╭─ DATA ENTRIES

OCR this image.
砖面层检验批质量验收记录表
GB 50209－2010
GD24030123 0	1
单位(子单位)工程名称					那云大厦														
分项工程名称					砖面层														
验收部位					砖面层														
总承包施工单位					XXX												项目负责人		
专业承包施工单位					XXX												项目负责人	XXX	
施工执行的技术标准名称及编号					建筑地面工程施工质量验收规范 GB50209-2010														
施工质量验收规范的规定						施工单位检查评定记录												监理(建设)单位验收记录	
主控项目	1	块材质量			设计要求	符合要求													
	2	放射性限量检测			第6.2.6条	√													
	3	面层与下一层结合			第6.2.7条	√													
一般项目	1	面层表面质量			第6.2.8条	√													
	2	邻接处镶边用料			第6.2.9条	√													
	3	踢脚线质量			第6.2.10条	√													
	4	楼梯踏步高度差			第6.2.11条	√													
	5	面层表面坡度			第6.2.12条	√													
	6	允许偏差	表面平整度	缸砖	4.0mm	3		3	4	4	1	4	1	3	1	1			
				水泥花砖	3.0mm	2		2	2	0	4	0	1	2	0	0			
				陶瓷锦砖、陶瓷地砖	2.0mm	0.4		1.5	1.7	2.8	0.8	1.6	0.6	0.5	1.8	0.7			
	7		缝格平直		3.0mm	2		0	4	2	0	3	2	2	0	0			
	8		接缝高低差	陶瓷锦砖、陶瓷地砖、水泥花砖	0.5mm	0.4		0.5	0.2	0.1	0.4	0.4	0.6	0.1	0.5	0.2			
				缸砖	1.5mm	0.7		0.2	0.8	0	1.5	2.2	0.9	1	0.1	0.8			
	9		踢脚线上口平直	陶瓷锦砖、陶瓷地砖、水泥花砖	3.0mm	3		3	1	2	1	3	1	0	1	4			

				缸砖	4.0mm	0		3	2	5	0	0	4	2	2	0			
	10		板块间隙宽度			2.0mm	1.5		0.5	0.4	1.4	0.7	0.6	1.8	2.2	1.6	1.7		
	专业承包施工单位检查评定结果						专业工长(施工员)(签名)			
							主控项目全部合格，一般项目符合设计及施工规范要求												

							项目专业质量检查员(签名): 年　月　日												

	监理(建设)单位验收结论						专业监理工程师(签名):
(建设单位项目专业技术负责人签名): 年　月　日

╰─

# PROBLEM STATEMENT
Pick out each line in the material containing "水泥花砖".

# WRITTEN SOLUTION
				水泥花砖	3.0mm	2		2	2	0	4	0	1	2	0	0			
	8		接缝高低差	陶瓷锦砖、陶瓷地砖、水泥花砖	0.5mm	0.4		0.5	0.2	0.1	0.4	0.4	0.6	0.1	0.5	0.2			
	9		踢脚线上口平直	陶瓷锦砖、陶瓷地砖、水泥花砖	3.0mm	3		3	1	2	1	3	1	0	1	4			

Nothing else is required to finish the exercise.